TASK OBJECTIVE - Quote all of the data that follows exactly as written, skipping the images.

## Begin

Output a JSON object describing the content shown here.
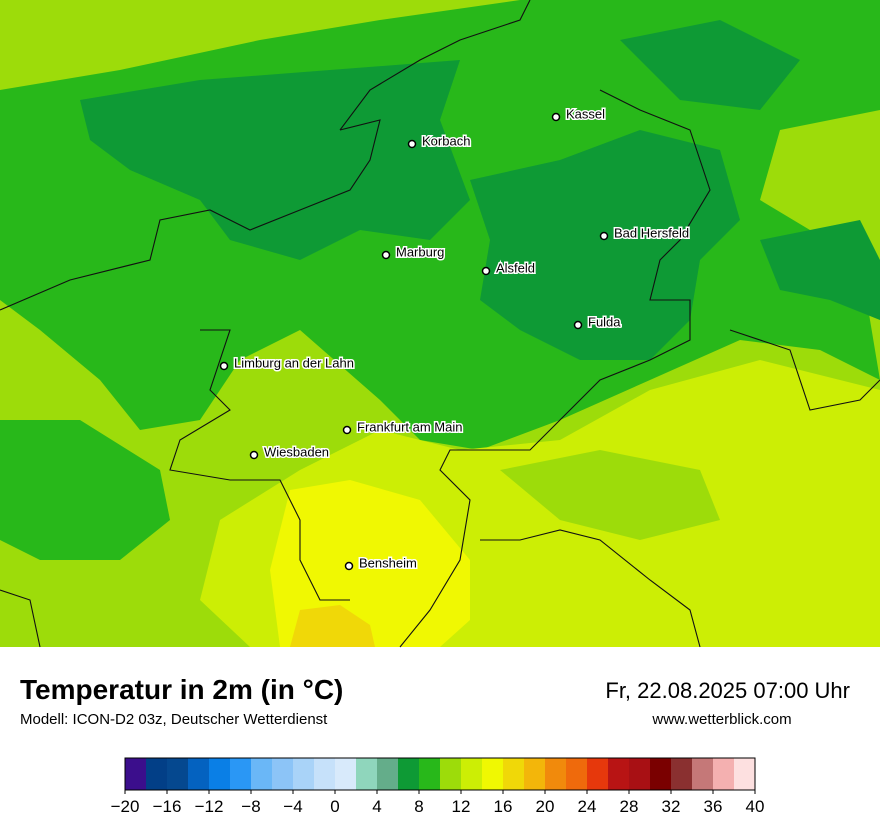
{
  "header": {
    "title": "Temperatur in 2m (in °C)",
    "subtitle": "Modell: ICON-D2 03z, Deutscher Wetterdienst",
    "datetime": "Fr, 22.08.2025 07:00 Uhr",
    "website": "www.wetterblick.com"
  },
  "cities": [
    "Kassel",
    "Korbach",
    "Bad Hersfeld",
    "Marburg",
    "Alsfeld",
    "Fulda",
    "Limburg an der Lahn",
    "Frankfurt am Main",
    "Wiesbaden",
    "Bensheim"
  ],
  "colorbar": {
    "range": [
      -20,
      40
    ],
    "colors": [
      "#3b0e8c",
      "#023f87",
      "#05488f",
      "#0462c0",
      "#0a7fe6",
      "#2a97f5",
      "#6ab7f7",
      "#8cc4f7",
      "#a9d3f8",
      "#c6e1fa",
      "#d8eafb",
      "#8fd6bc",
      "#64ad8a",
      "#0e9a35",
      "#28b81a",
      "#9ddc0a",
      "#ccee05",
      "#f0f802",
      "#f0d808",
      "#f3b60a",
      "#f18a0c",
      "#ef6a0c",
      "#e6380c",
      "#b81414",
      "#a81014",
      "#7a0000",
      "#8a3030",
      "#c57878",
      "#f4b0b0",
      "#fde0e0"
    ],
    "ticks": [
      {
        "value": -20,
        "label": "−20"
      },
      {
        "value": -16,
        "label": "−16"
      },
      {
        "value": -12,
        "label": "−12"
      },
      {
        "value": -8,
        "label": "−8"
      },
      {
        "value": -4,
        "label": "−4"
      },
      0,
      4,
      8,
      12,
      16,
      20,
      24,
      28,
      32,
      36,
      40
    ]
  }
}
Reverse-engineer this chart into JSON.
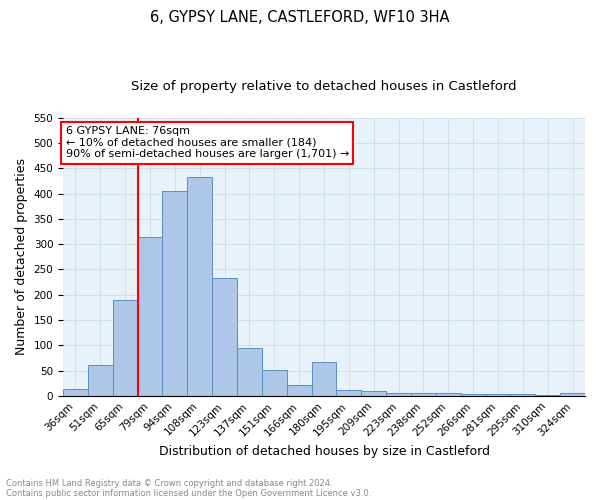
{
  "title": "6, GYPSY LANE, CASTLEFORD, WF10 3HA",
  "subtitle": "Size of property relative to detached houses in Castleford",
  "xlabel": "Distribution of detached houses by size in Castleford",
  "ylabel": "Number of detached properties",
  "footnote1": "Contains HM Land Registry data © Crown copyright and database right 2024.",
  "footnote2": "Contains public sector information licensed under the Open Government Licence v3.0.",
  "categories": [
    "36sqm",
    "51sqm",
    "65sqm",
    "79sqm",
    "94sqm",
    "108sqm",
    "123sqm",
    "137sqm",
    "151sqm",
    "166sqm",
    "180sqm",
    "195sqm",
    "209sqm",
    "223sqm",
    "238sqm",
    "252sqm",
    "266sqm",
    "281sqm",
    "295sqm",
    "310sqm",
    "324sqm"
  ],
  "values": [
    13,
    61,
    190,
    315,
    406,
    432,
    234,
    94,
    52,
    21,
    66,
    11,
    10,
    6,
    5,
    5,
    4,
    4,
    3,
    1,
    5
  ],
  "bar_color": "#aec6e8",
  "bar_edge_color": "#5a8fc2",
  "vline_index": 3,
  "vline_color": "red",
  "annotation_text": "6 GYPSY LANE: 76sqm\n← 10% of detached houses are smaller (184)\n90% of semi-detached houses are larger (1,701) →",
  "annotation_box_color": "white",
  "annotation_box_edge_color": "red",
  "ylim": [
    0,
    550
  ],
  "yticks": [
    0,
    50,
    100,
    150,
    200,
    250,
    300,
    350,
    400,
    450,
    500,
    550
  ],
  "grid_color": "#ccdde8",
  "background_color": "#e8f2fa",
  "title_fontsize": 10.5,
  "subtitle_fontsize": 9.5,
  "xlabel_fontsize": 9,
  "ylabel_fontsize": 9,
  "tick_fontsize": 7.5,
  "annotation_fontsize": 8,
  "footnote_fontsize": 6
}
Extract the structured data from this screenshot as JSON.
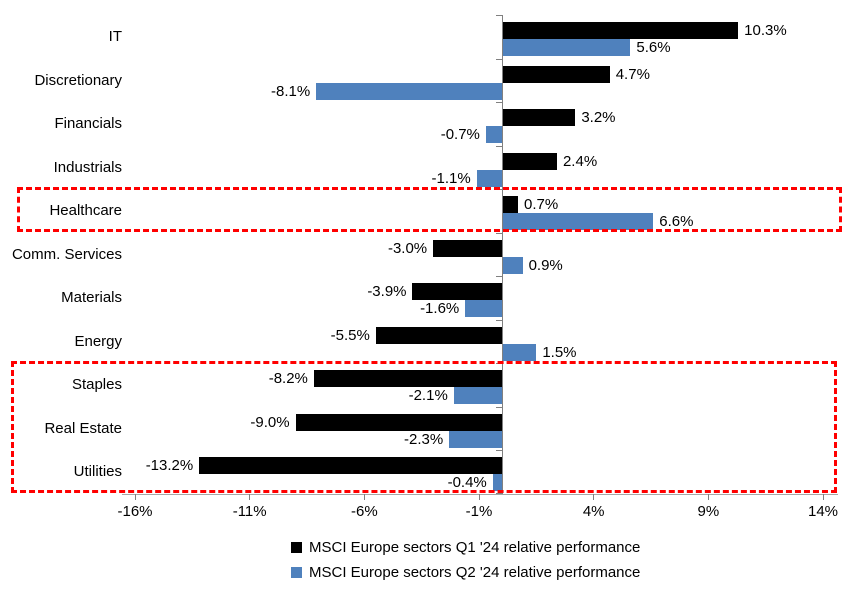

## End

RESULT -
Output a JSON object describing the content shown here.
{
  "header": {
    "title": "Temperatur in 2m (in °C)",
    "subtitle": "Modell: ICON-D2 03z, Deutscher Wetterdienst",
    "datetime": "Fr, 22.08.2025 07:00 Uhr",
    "website": "www.wetterblick.com"
  },
  "cities": [
    "Kassel",
    "Korbach",
    "Bad Hersfeld",
    "Marburg",
    "Alsfeld",
    "Fulda",
    "Limburg an der Lahn",
    "Frankfurt am Main",
    "Wiesbaden",
    "Bensheim"
  ],
  "colorbar": {
    "range": [
      -20,
      40
    ],
    "colors": [
      "#3b0e8c",
      "#023f87",
      "#05488f",
      "#0462c0",
      "#0a7fe6",
      "#2a97f5",
      "#6ab7f7",
      "#8cc4f7",
      "#a9d3f8",
      "#c6e1fa",
      "#d8eafb",
      "#8fd6bc",
      "#64ad8a",
      "#0e9a35",
      "#28b81a",
      "#9ddc0a",
      "#ccee05",
      "#f0f802",
      "#f0d808",
      "#f3b60a",
      "#f18a0c",
      "#ef6a0c",
      "#e6380c",
      "#b81414",
      "#a81014",
      "#7a0000",
      "#8a3030",
      "#c57878",
      "#f4b0b0",
      "#fde0e0"
    ],
    "ticks": [
      {
        "value": -20,
        "label": "−20"
      },
      {
        "value": -16,
        "label": "−16"
      },
      {
        "value": -12,
        "label": "−12"
      },
      {
        "value": -8,
        "label": "−8"
      },
      {
        "value": -4,
        "label": "−4"
      },
      0,
      4,
      8,
      12,
      16,
      20,
      24,
      28,
      32,
      36,
      40
    ]
  }
}
Reverse-engineer this chart into JSON.
{
  "title": "6, GYPSY LANE, CASTLEFORD, WF10 3HA",
  "subtitle": "Size of property relative to detached houses in Castleford",
  "xlabel": "Distribution of detached houses by size in Castleford",
  "ylabel": "Number of detached properties",
  "footnote1": "Contains HM Land Registry data © Crown copyright and database right 2024.",
  "footnote2": "Contains public sector information licensed under the Open Government Licence v3.0.",
  "categories": [
    "36sqm",
    "51sqm",
    "65sqm",
    "79sqm",
    "94sqm",
    "108sqm",
    "123sqm",
    "137sqm",
    "151sqm",
    "166sqm",
    "180sqm",
    "195sqm",
    "209sqm",
    "223sqm",
    "238sqm",
    "252sqm",
    "266sqm",
    "281sqm",
    "295sqm",
    "310sqm",
    "324sqm"
  ],
  "values": [
    13,
    61,
    190,
    315,
    406,
    432,
    234,
    94,
    52,
    21,
    66,
    11,
    10,
    6,
    5,
    5,
    4,
    4,
    3,
    1,
    5
  ],
  "bar_color": "#aec6e8",
  "bar_edge_color": "#5a8fc2",
  "vline_index": 3,
  "vline_color": "red",
  "annotation_text": "6 GYPSY LANE: 76sqm\n← 10% of detached houses are smaller (184)\n90% of semi-detached houses are larger (1,701) →",
  "annotation_box_color": "white",
  "annotation_box_edge_color": "red",
  "ylim": [
    0,
    550
  ],
  "yticks": [
    0,
    50,
    100,
    150,
    200,
    250,
    300,
    350,
    400,
    450,
    500,
    550
  ],
  "grid_color": "#ccdde8",
  "background_color": "#e8f2fa",
  "title_fontsize": 10.5,
  "subtitle_fontsize": 9.5,
  "xlabel_fontsize": 9,
  "ylabel_fontsize": 9,
  "tick_fontsize": 7.5,
  "annotation_fontsize": 8,
  "footnote_fontsize": 6
}
Extract the structured data from this screenshot as JSON.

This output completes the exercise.